• What you need to do
Your task is to copy every line of the records below that contains "such".

Data records:

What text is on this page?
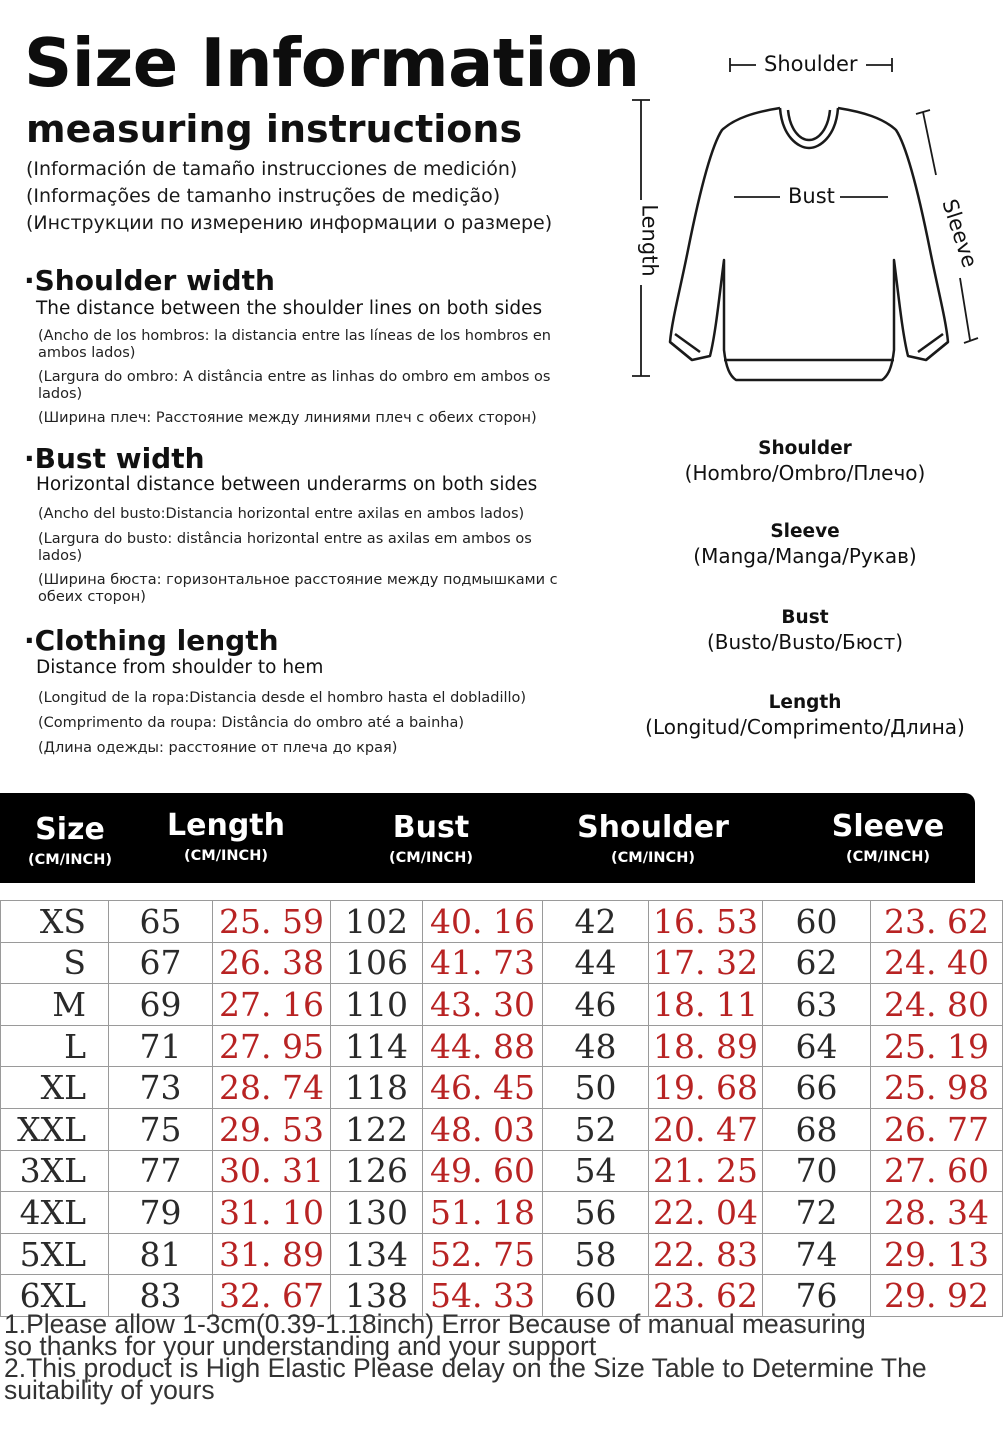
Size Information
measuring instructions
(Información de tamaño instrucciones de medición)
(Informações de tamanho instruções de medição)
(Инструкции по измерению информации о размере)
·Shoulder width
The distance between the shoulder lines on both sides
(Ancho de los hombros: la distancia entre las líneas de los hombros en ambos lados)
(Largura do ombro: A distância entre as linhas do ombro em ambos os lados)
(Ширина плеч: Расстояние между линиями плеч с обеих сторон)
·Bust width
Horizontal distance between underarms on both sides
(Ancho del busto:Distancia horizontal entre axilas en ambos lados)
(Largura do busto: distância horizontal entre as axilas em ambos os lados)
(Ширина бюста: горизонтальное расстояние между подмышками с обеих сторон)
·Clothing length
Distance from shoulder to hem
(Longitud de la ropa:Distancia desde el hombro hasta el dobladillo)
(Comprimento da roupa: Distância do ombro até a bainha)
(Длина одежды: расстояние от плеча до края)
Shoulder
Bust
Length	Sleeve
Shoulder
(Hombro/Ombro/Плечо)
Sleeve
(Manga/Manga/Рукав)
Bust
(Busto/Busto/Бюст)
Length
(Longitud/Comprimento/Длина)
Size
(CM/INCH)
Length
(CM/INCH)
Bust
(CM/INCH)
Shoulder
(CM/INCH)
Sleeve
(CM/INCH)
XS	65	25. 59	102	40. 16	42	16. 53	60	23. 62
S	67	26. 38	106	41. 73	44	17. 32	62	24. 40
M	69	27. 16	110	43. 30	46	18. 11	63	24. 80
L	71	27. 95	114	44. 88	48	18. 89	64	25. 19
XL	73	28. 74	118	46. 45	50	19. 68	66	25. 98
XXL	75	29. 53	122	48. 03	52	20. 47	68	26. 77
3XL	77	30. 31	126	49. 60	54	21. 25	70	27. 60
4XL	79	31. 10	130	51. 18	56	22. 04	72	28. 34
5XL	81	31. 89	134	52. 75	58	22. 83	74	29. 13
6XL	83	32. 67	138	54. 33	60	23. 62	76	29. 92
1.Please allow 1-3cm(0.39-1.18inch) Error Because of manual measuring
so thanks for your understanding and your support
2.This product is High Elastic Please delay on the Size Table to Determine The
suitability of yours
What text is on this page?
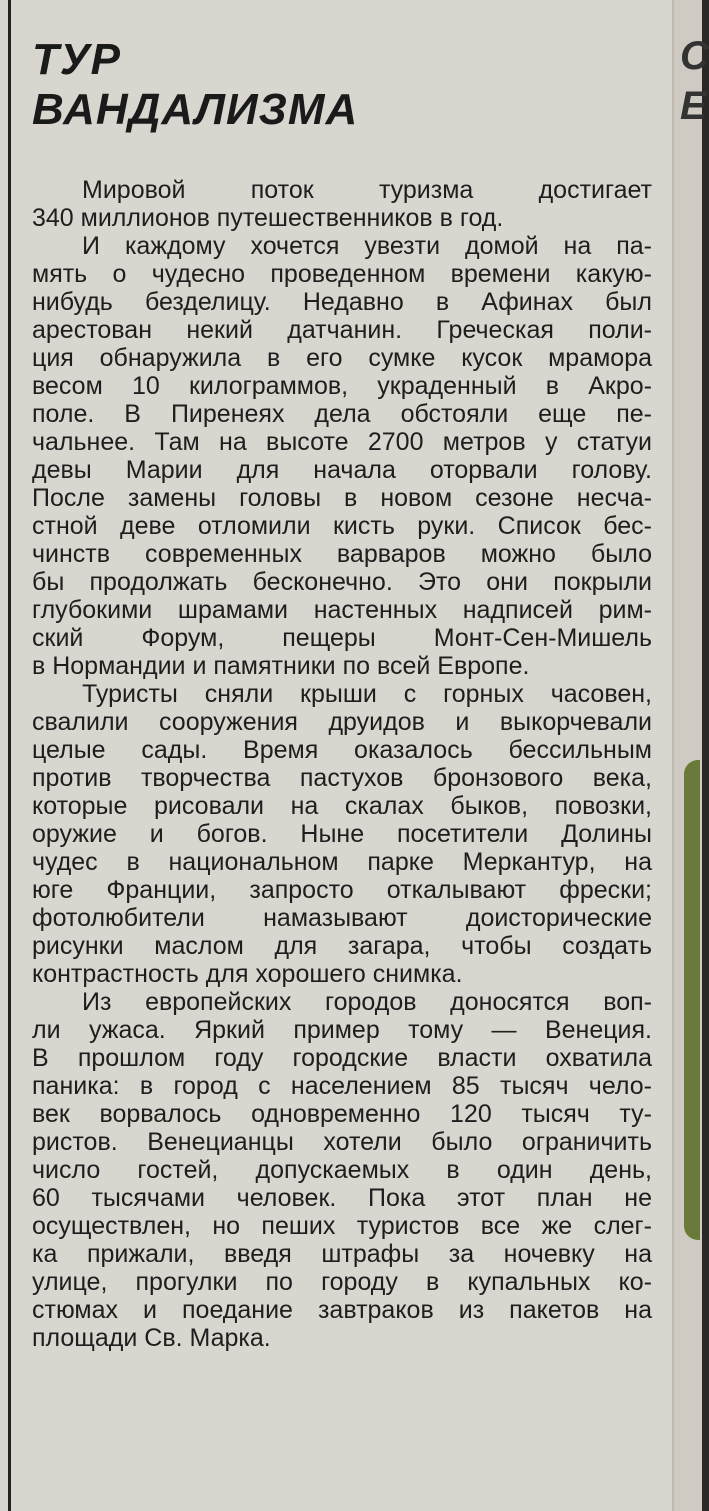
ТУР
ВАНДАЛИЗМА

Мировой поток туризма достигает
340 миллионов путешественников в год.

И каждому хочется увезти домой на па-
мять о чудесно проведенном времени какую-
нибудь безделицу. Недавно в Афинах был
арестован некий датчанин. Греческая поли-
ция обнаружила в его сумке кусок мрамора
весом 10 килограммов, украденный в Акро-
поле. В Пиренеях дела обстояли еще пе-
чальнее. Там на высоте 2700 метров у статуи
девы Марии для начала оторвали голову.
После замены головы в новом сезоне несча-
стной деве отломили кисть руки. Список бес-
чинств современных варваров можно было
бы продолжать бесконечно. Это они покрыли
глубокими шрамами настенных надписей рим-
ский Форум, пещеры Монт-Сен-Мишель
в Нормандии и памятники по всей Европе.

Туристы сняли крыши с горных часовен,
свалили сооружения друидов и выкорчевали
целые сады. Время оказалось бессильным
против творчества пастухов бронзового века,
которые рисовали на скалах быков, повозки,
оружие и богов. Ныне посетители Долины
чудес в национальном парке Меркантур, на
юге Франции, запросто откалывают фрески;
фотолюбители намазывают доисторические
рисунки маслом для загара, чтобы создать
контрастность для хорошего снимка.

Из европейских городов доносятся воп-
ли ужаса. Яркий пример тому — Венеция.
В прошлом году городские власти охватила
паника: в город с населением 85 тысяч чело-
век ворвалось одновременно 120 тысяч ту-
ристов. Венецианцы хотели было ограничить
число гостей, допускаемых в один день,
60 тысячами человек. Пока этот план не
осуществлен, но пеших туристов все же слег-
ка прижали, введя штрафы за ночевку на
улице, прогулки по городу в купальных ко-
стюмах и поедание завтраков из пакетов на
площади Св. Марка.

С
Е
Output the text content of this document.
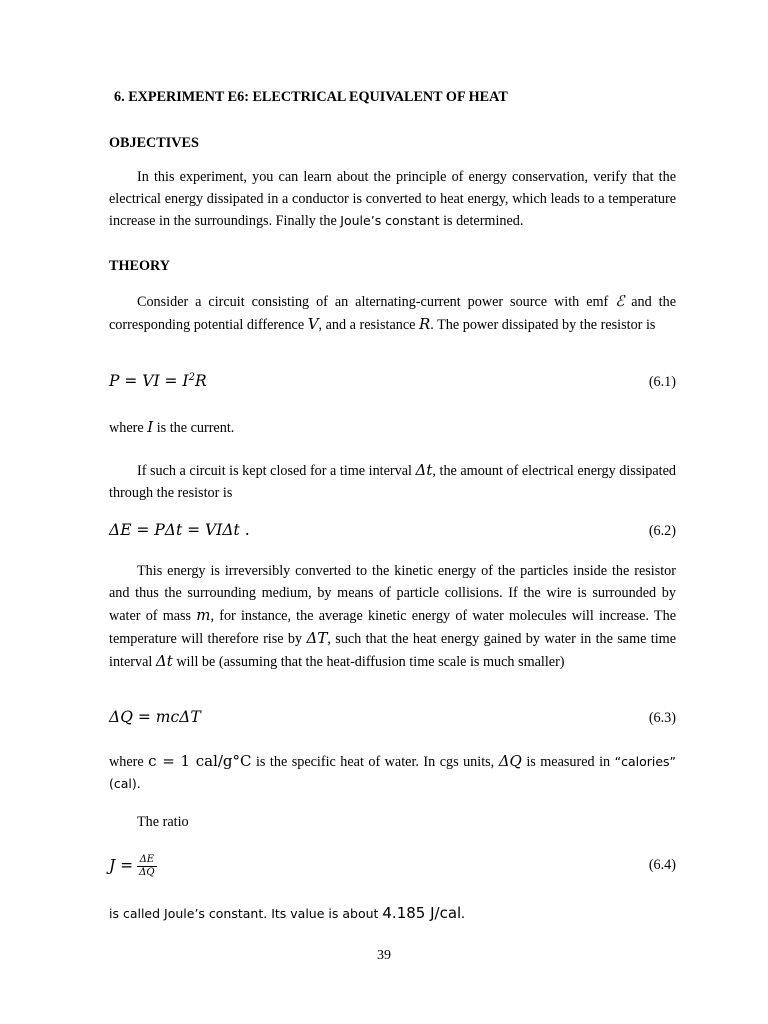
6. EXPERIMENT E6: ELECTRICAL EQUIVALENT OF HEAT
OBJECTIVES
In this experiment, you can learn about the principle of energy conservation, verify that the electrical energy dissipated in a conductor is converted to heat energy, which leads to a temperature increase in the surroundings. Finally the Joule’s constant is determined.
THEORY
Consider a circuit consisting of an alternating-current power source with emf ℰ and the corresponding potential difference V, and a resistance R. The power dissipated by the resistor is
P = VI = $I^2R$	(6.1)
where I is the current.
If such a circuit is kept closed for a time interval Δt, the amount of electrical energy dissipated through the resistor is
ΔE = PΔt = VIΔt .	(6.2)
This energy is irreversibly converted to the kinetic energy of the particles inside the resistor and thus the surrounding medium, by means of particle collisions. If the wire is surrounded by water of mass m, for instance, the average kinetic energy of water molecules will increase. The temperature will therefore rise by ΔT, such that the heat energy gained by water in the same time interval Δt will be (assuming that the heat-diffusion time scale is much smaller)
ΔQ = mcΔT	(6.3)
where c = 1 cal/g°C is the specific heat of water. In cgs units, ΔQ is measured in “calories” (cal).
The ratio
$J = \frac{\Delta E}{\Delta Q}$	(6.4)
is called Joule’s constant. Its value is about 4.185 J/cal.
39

• Exercise result
If such a circuit is kept closed for a time interval Δt, the amount of electrical energy dissipated through the resistor is
This energy is irreversibly converted to the kinetic energy of the particles inside the resistor and thus the surrounding medium, by means of particle collisions. If the wire is surrounded by water of mass m, for instance, the average kinetic energy of water molecules will increase. The temperature will therefore rise by ΔT, such that the heat energy gained by water in the same time interval Δt will be (assuming that the heat-diffusion time scale is much smaller)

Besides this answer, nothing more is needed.